- What you are asked to do:
Without the pictures, copy all the entries below exactly.

-- start Data rows --

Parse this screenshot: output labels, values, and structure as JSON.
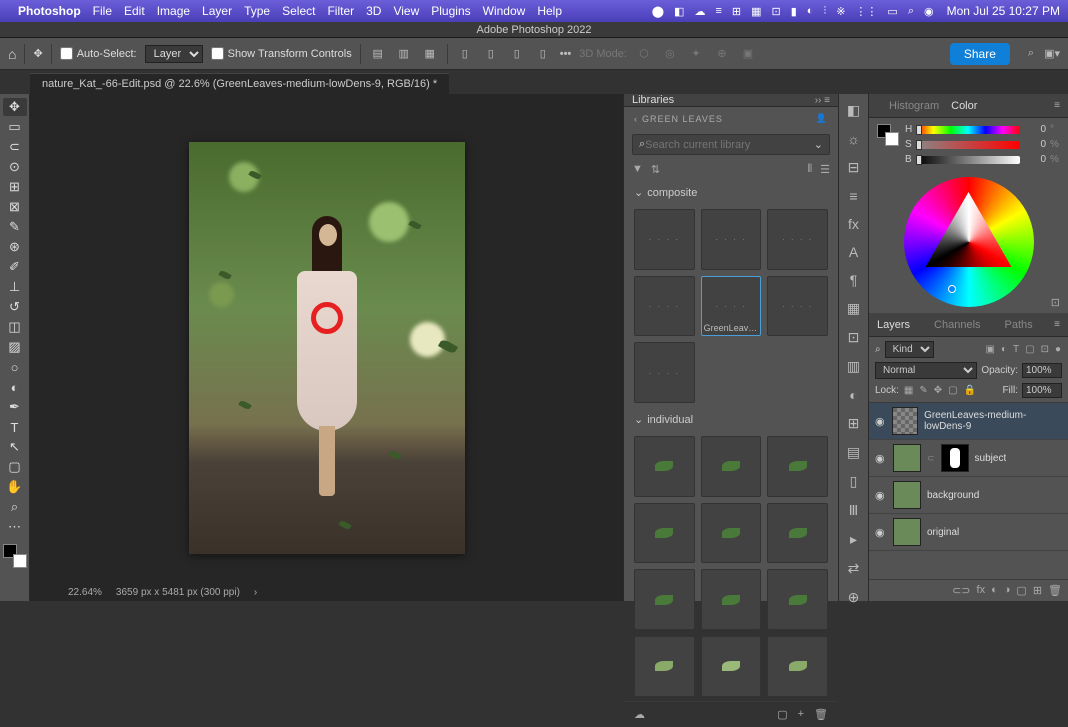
{
  "macMenu": {
    "appName": "Photoshop",
    "items": [
      "File",
      "Edit",
      "Image",
      "Layer",
      "Type",
      "Select",
      "Filter",
      "3D",
      "View",
      "Plugins",
      "Window",
      "Help"
    ],
    "datetime": "Mon Jul 25  10:27 PM"
  },
  "titleBar": "Adobe Photoshop 2022",
  "optionsBar": {
    "autoSelect": "Auto-Select:",
    "layerDropdown": "Layer",
    "showTransform": "Show Transform Controls",
    "mode3d": "3D Mode:",
    "share": "Share"
  },
  "docTab": "nature_Kat_-66-Edit.psd @ 22.6% (GreenLeaves-medium-lowDens-9, RGB/16) *",
  "libraries": {
    "tabLabel": "Libraries",
    "breadcrumb": "GREEN LEAVES",
    "searchPlaceholder": "Search current library",
    "groupComposite": "composite",
    "groupIndividual": "individual",
    "selectedLabel": "GreenLeaves-..."
  },
  "rightTabs": {
    "histogram": "Histogram",
    "color": "Color",
    "layers": "Layers",
    "channels": "Channels",
    "paths": "Paths"
  },
  "colorSliders": {
    "h": {
      "label": "H",
      "value": "0",
      "unit": "°"
    },
    "s": {
      "label": "S",
      "value": "0",
      "unit": "%"
    },
    "b": {
      "label": "B",
      "value": "0",
      "unit": "%"
    }
  },
  "layersPanel": {
    "kind": "Kind",
    "blend": "Normal",
    "opacityLabel": "Opacity:",
    "opacity": "100%",
    "lockLabel": "Lock:",
    "fillLabel": "Fill:",
    "fill": "100%",
    "layers": [
      {
        "name": "GreenLeaves-medium-lowDens-9",
        "selected": true,
        "checker": true
      },
      {
        "name": "subject",
        "mask": true
      },
      {
        "name": "background"
      },
      {
        "name": "original"
      }
    ]
  },
  "statusBar": {
    "zoom": "22.64%",
    "dims": "3659 px x 5481 px (300 ppi)"
  }
}
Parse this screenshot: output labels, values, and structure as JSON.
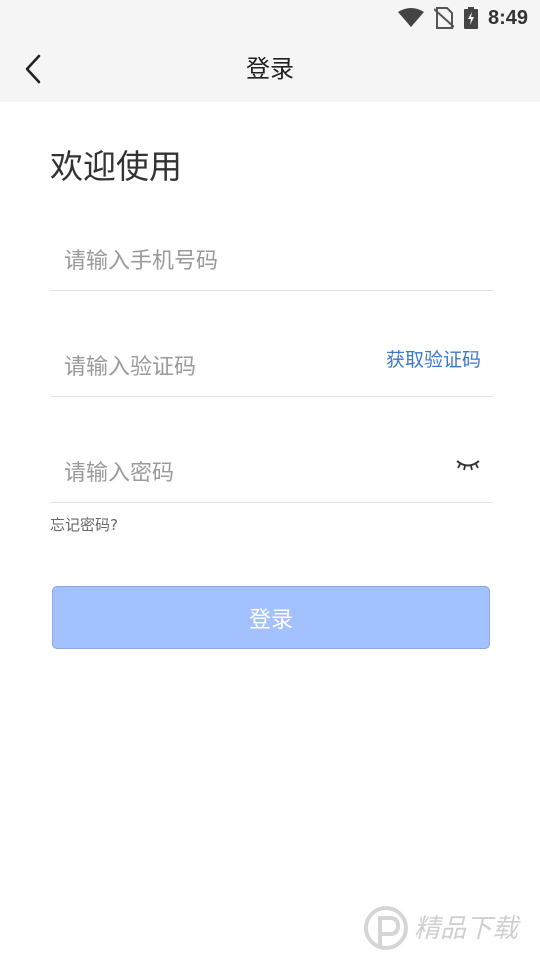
{
  "status": {
    "time": "8:49"
  },
  "app_bar": {
    "title": "登录"
  },
  "welcome": "欢迎使用",
  "form": {
    "phone_placeholder": "请输入手机号码",
    "code_placeholder": "请输入验证码",
    "get_code_label": "获取验证码",
    "password_placeholder": "请输入密码",
    "forgot_label": "忘记密码?"
  },
  "login_button": "登录",
  "watermark": "精品下载",
  "colors": {
    "accent": "#3a78c9",
    "button_bg": "#a3c0ff",
    "bar_bg": "#f5f5f5"
  },
  "icons": [
    "wifi-icon",
    "no-sim-icon",
    "battery-icon",
    "back-arrow-icon",
    "eye-closed-icon"
  ]
}
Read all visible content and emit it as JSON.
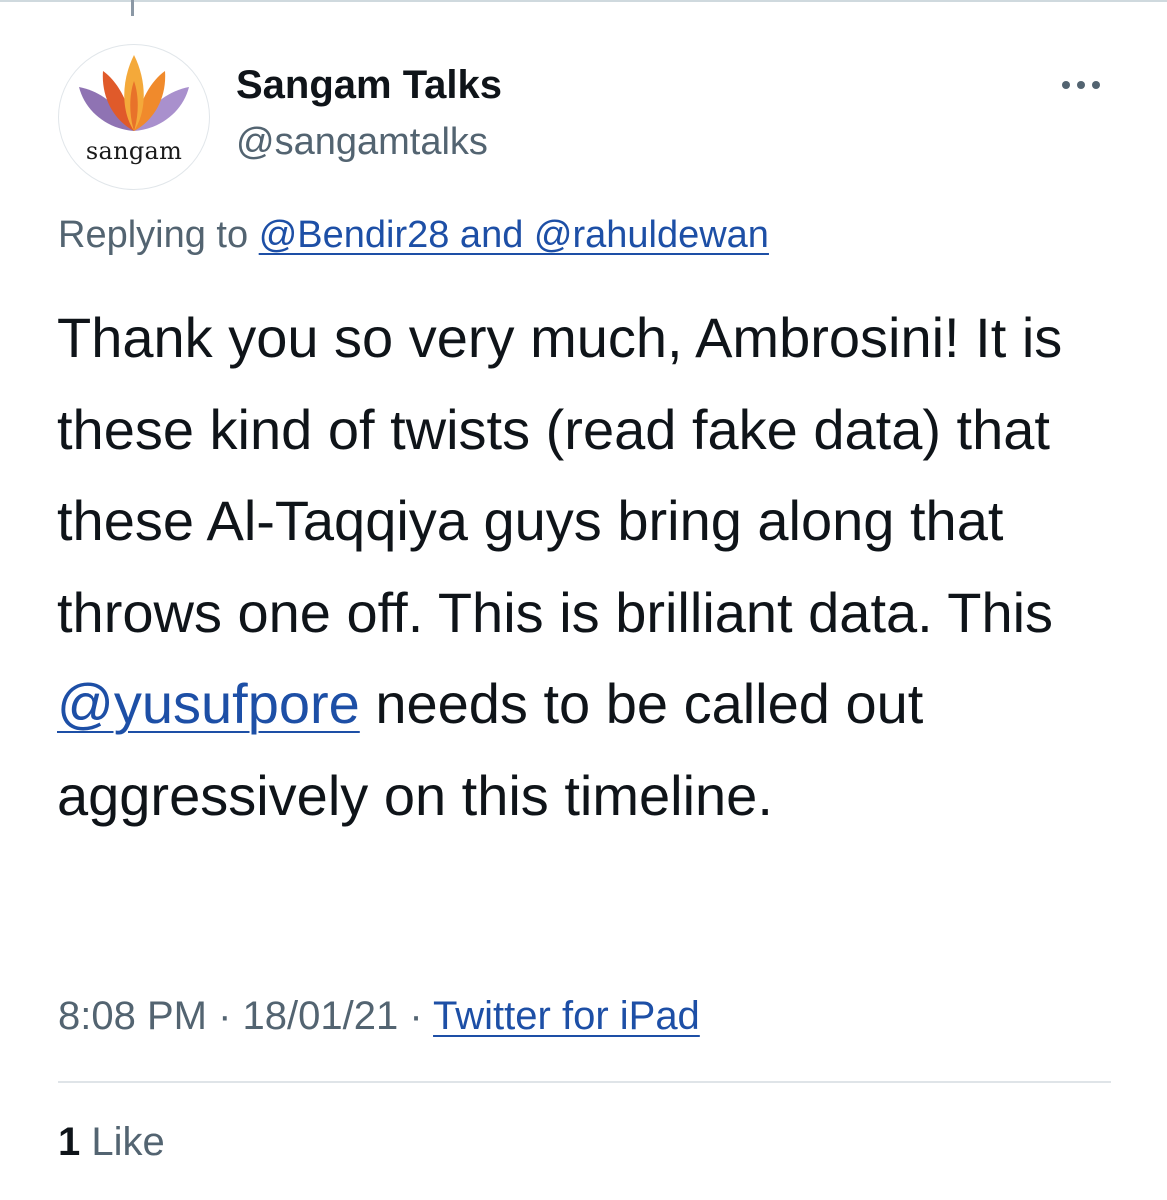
{
  "author": {
    "display_name": "Sangam Talks",
    "handle": "@sangamtalks",
    "avatar_text": "sangam"
  },
  "reply": {
    "prefix": "Replying to",
    "targets": "@Bendir28 and @rahuldewan"
  },
  "tweet": {
    "text_before": "Thank you so very much, Ambrosini! It is these kind of twists (read fake data) that these Al-Taqqiya guys bring along that throws one off. This is brilliant data. This ",
    "mention": "@yusufpore",
    "text_after": " needs to be called out aggressively on this timeline."
  },
  "meta": {
    "time": "8:08 PM",
    "separator": " · ",
    "date": "18/01/21",
    "source": "Twitter for iPad"
  },
  "stats": {
    "like_count": "1",
    "like_label": "Like"
  },
  "icons": {
    "more": "more-options-icon",
    "logo": "lotus-icon"
  },
  "colors": {
    "link": "#1d4fa6",
    "secondary_text": "#536471",
    "primary_text": "#0f1419",
    "lotus_orange": "#e8722a",
    "lotus_purple": "#7b5aa6"
  }
}
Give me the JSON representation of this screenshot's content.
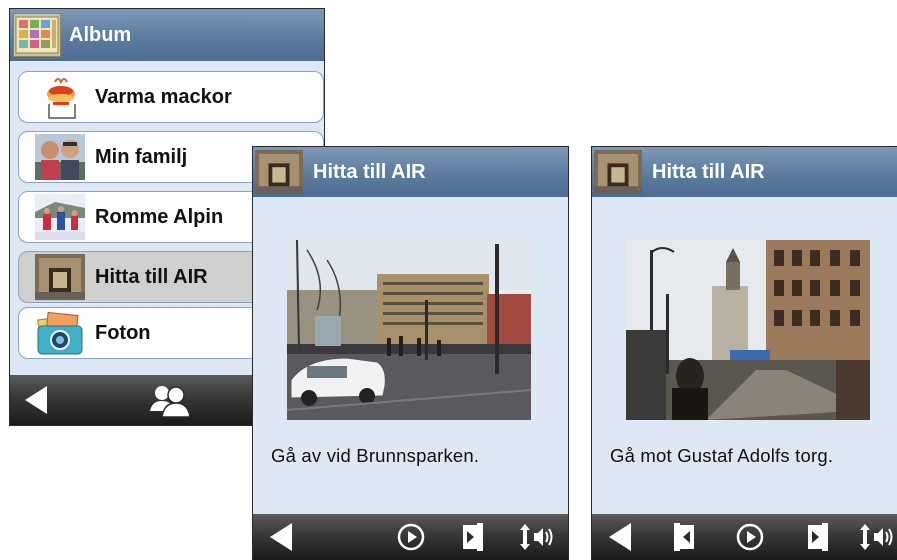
{
  "album_screen": {
    "title": "Album",
    "items": [
      {
        "label": "Varma mackor",
        "icon": "sandwich-icon"
      },
      {
        "label": "Min familj",
        "icon": "family-photo-icon"
      },
      {
        "label": "Romme Alpin",
        "icon": "ski-photo-icon"
      },
      {
        "label": "Hitta till AIR",
        "icon": "building-photo-icon",
        "selected": true
      },
      {
        "label": "Foton",
        "icon": "camera-icon"
      }
    ],
    "toolbar": [
      "back-icon",
      "contacts-icon"
    ]
  },
  "step_screen_1": {
    "title": "Hitta till AIR",
    "caption": "Gå av vid Brunnsparken.",
    "toolbar": [
      "back-icon",
      "play-icon",
      "next-page-icon",
      "volume-icon"
    ]
  },
  "step_screen_2": {
    "title": "Hitta till AIR",
    "caption": "Gå mot Gustaf Adolfs torg.",
    "toolbar": [
      "back-icon",
      "previous-page-icon",
      "play-icon",
      "next-page-icon",
      "volume-icon"
    ]
  },
  "colors": {
    "header": "#5c7b9f",
    "background": "#dde8f5",
    "toolbar": "#2b2b2b"
  }
}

-- end Data rows --

- Result for this exercise:
Parse this screenshot: output labels, values, and structure as JSON.
{
  "macMenu": {
    "appName": "Photoshop",
    "items": [
      "File",
      "Edit",
      "Image",
      "Layer",
      "Type",
      "Select",
      "Filter",
      "3D",
      "View",
      "Plugins",
      "Window",
      "Help"
    ],
    "datetime": "Mon Jul 25  10:27 PM"
  },
  "titleBar": "Adobe Photoshop 2022",
  "optionsBar": {
    "autoSelect": "Auto-Select:",
    "layerDropdown": "Layer",
    "showTransform": "Show Transform Controls",
    "mode3d": "3D Mode:",
    "share": "Share"
  },
  "docTab": "nature_Kat_-66-Edit.psd @ 22.6% (GreenLeaves-medium-lowDens-9, RGB/16) *",
  "libraries": {
    "tabLabel": "Libraries",
    "breadcrumb": "GREEN LEAVES",
    "searchPlaceholder": "Search current library",
    "groupComposite": "composite",
    "groupIndividual": "individual",
    "selectedLabel": "GreenLeaves-..."
  },
  "rightTabs": {
    "histogram": "Histogram",
    "color": "Color",
    "layers": "Layers",
    "channels": "Channels",
    "paths": "Paths"
  },
  "colorSliders": {
    "h": {
      "label": "H",
      "value": "0",
      "unit": "°"
    },
    "s": {
      "label": "S",
      "value": "0",
      "unit": "%"
    },
    "b": {
      "label": "B",
      "value": "0",
      "unit": "%"
    }
  },
  "layersPanel": {
    "kind": "Kind",
    "blend": "Normal",
    "opacityLabel": "Opacity:",
    "opacity": "100%",
    "lockLabel": "Lock:",
    "fillLabel": "Fill:",
    "fill": "100%",
    "layers": [
      {
        "name": "GreenLeaves-medium-lowDens-9",
        "selected": true,
        "checker": true
      },
      {
        "name": "subject",
        "mask": true
      },
      {
        "name": "background"
      },
      {
        "name": "original"
      }
    ]
  },
  "statusBar": {
    "zoom": "22.64%",
    "dims": "3659 px x 5481 px (300 ppi)"
  }
}
Parse this screenshot: output labels, values, and structure as JSON.
{
  "status": {
    "time": "8:49"
  },
  "app_bar": {
    "title": "登录"
  },
  "welcome": "欢迎使用",
  "form": {
    "phone_placeholder": "请输入手机号码",
    "code_placeholder": "请输入验证码",
    "get_code_label": "获取验证码",
    "password_placeholder": "请输入密码",
    "forgot_label": "忘记密码?"
  },
  "login_button": "登录",
  "watermark": "精品下载",
  "colors": {
    "accent": "#3a78c9",
    "button_bg": "#a3c0ff",
    "bar_bg": "#f5f5f5"
  },
  "icons": [
    "wifi-icon",
    "no-sim-icon",
    "battery-icon",
    "back-arrow-icon",
    "eye-closed-icon"
  ]
}
Read all visible content and emit it as JSON.
{
  "author": {
    "display_name": "Sangam Talks",
    "handle": "@sangamtalks",
    "avatar_text": "sangam"
  },
  "reply": {
    "prefix": "Replying to",
    "targets": "@Bendir28 and @rahuldewan"
  },
  "tweet": {
    "text_before": "Thank you so very much, Ambrosini! It is these kind of twists (read fake data) that these Al-Taqqiya guys bring along that throws one off. This is brilliant data. This ",
    "mention": "@yusufpore",
    "text_after": " needs to be called out aggressively on this timeline."
  },
  "meta": {
    "time": "8:08 PM",
    "separator": " · ",
    "date": "18/01/21",
    "source": "Twitter for iPad"
  },
  "stats": {
    "like_count": "1",
    "like_label": "Like"
  },
  "icons": {
    "more": "more-options-icon",
    "logo": "lotus-icon"
  },
  "colors": {
    "link": "#1d4fa6",
    "secondary_text": "#536471",
    "primary_text": "#0f1419",
    "lotus_orange": "#e8722a",
    "lotus_purple": "#7b5aa6"
  }
}
Give me the JSON representation of this screenshot's content.
{
  "album_screen": {
    "title": "Album",
    "items": [
      {
        "label": "Varma mackor",
        "icon": "sandwich-icon"
      },
      {
        "label": "Min familj",
        "icon": "family-photo-icon"
      },
      {
        "label": "Romme Alpin",
        "icon": "ski-photo-icon"
      },
      {
        "label": "Hitta till AIR",
        "icon": "building-photo-icon",
        "selected": true
      },
      {
        "label": "Foton",
        "icon": "camera-icon"
      }
    ],
    "toolbar": [
      "back-icon",
      "contacts-icon"
    ]
  },
  "step_screen_1": {
    "title": "Hitta till AIR",
    "caption": "Gå av vid Brunnsparken.",
    "toolbar": [
      "back-icon",
      "play-icon",
      "next-page-icon",
      "volume-icon"
    ]
  },
  "step_screen_2": {
    "title": "Hitta till AIR",
    "caption": "Gå mot Gustaf Adolfs torg.",
    "toolbar": [
      "back-icon",
      "previous-page-icon",
      "play-icon",
      "next-page-icon",
      "volume-icon"
    ]
  },
  "colors": {
    "header": "#5c7b9f",
    "background": "#dde8f5",
    "toolbar": "#2b2b2b"
  }
}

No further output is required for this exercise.